[Records]
------

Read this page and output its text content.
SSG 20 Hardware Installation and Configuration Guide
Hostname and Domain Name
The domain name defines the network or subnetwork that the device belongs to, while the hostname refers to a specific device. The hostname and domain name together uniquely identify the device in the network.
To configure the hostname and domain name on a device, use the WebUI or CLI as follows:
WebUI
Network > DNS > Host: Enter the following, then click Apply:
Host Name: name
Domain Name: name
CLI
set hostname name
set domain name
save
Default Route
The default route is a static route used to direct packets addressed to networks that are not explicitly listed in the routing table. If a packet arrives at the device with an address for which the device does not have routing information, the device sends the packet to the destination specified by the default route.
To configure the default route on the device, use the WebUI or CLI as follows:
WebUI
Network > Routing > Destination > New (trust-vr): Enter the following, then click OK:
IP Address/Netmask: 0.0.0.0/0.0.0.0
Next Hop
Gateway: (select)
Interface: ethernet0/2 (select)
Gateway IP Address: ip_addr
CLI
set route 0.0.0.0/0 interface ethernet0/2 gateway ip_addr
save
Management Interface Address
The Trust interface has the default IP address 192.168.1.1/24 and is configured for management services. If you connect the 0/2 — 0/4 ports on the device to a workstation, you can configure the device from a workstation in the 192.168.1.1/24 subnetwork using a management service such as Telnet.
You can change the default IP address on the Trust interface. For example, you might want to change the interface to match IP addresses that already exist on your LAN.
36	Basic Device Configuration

------

▸ **TASK DETAILS**:
Retype the records that precede this task, keeping them exactly the same.

▸ **CORRECT RESULT**:
Read this page and output its text content.
SSG 20 Hardware Installation and Configuration Guide
Hostname and Domain Name
The domain name defines the network or subnetwork that the device belongs to, while the hostname refers to a specific device. The hostname and domain name together uniquely identify the device in the network.
To configure the hostname and domain name on a device, use the WebUI or CLI as follows:
WebUI
Network > DNS > Host: Enter the following, then click Apply:
Host Name: name
Domain Name: name
CLI
set hostname name
set domain name
save
Default Route
The default route is a static route used to direct packets addressed to networks that are not explicitly listed in the routing table. If a packet arrives at the device with an address for which the device does not have routing information, the device sends the packet to the destination specified by the default route.
To configure the default route on the device, use the WebUI or CLI as follows:
WebUI
Network > Routing > Destination > New (trust-vr): Enter the following, then click OK:
IP Address/Netmask: 0.0.0.0/0.0.0.0
Next Hop
Gateway: (select)
Interface: ethernet0/2 (select)
Gateway IP Address: ip_addr
CLI
set route 0.0.0.0/0 interface ethernet0/2 gateway ip_addr
save
Management Interface Address
The Trust interface has the default IP address 192.168.1.1/24 and is configured for management services. If you connect the 0/2 — 0/4 ports on the device to a workstation, you can configure the device from a workstation in the 192.168.1.1/24 subnetwork using a management service such as Telnet.
You can change the default IP address on the Trust interface. For example, you might want to change the interface to match IP addresses that already exist on your LAN.
36	Basic Device Configuration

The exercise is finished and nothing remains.